# Figure record extracts
....................

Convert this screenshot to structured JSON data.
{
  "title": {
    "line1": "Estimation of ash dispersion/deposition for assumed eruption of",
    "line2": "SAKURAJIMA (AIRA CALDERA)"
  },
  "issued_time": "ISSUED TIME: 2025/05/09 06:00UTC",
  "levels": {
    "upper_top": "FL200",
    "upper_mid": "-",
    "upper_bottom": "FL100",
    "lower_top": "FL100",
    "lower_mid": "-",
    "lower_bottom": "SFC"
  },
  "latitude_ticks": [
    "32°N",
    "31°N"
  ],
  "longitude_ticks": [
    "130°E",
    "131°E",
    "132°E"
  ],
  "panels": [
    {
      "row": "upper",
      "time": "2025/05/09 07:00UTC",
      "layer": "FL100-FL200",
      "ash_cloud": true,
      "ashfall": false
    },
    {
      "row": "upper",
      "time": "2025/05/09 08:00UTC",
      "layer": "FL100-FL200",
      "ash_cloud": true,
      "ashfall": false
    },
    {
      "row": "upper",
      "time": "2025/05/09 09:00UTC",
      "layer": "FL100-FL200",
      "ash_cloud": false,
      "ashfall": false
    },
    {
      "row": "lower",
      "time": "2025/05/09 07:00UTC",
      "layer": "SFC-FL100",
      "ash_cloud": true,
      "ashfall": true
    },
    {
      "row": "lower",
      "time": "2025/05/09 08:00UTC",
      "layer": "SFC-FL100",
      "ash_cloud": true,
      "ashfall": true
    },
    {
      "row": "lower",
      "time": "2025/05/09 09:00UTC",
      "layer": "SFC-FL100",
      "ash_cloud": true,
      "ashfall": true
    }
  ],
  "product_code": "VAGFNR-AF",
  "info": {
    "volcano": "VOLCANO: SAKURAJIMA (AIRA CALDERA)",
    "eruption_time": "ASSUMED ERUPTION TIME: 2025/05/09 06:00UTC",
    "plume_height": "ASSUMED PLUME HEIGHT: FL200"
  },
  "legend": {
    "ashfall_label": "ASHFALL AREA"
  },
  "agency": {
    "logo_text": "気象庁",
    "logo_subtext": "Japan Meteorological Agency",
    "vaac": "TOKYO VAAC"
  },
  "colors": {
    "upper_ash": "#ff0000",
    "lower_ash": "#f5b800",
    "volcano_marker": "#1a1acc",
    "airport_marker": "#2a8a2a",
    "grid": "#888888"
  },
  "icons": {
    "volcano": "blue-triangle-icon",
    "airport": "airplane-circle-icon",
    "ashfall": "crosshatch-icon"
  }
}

....................

# Stated exercise
From the entries above, list each line with "AIRA" in it.

# Written response
    "line2": "SAKURAJIMA (AIRA CALDERA)"
    "volcano": "VOLCANO: SAKURAJIMA (AIRA CALDERA)",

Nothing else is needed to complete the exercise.